● WORK TO BE COMPLETED
The records that follow should be retyped word for word.

====== INPUT ROWS ======

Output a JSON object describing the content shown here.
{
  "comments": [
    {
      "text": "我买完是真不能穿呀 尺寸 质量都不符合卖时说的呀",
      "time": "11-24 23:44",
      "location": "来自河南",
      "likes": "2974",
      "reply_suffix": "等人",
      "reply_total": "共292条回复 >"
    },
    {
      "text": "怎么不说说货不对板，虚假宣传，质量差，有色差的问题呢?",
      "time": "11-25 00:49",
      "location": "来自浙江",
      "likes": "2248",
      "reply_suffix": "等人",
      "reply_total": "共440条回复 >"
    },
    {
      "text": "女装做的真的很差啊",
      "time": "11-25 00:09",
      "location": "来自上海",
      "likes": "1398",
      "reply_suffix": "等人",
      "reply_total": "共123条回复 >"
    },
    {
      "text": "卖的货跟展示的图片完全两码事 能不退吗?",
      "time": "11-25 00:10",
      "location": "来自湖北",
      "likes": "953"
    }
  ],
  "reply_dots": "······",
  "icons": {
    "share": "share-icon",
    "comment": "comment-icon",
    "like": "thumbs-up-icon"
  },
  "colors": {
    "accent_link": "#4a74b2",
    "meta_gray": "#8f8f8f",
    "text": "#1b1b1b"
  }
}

======

● THE RESULT
Output a JSON object describing the content shown here.
{
  "comments": [
    {
      "text": "我买完是真不能穿呀 尺寸 质量都不符合卖时说的呀",
      "time": "11-24 23:44",
      "location": "来自河南",
      "likes": "2974",
      "reply_suffix": "等人",
      "reply_total": "共292条回复 >"
    },
    {
      "text": "怎么不说说货不对板，虚假宣传，质量差，有色差的问题呢?",
      "time": "11-25 00:49",
      "location": "来自浙江",
      "likes": "2248",
      "reply_suffix": "等人",
      "reply_total": "共440条回复 >"
    },
    {
      "text": "女装做的真的很差啊",
      "time": "11-25 00:09",
      "location": "来自上海",
      "likes": "1398",
      "reply_suffix": "等人",
      "reply_total": "共123条回复 >"
    },
    {
      "text": "卖的货跟展示的图片完全两码事 能不退吗?",
      "time": "11-25 00:10",
      "location": "来自湖北",
      "likes": "953"
    }
  ],
  "reply_dots": "······",
  "icons": {
    "share": "share-icon",
    "comment": "comment-icon",
    "like": "thumbs-up-icon"
  },
  "colors": {
    "accent_link": "#4a74b2",
    "meta_gray": "#8f8f8f",
    "text": "#1b1b1b"
  }
}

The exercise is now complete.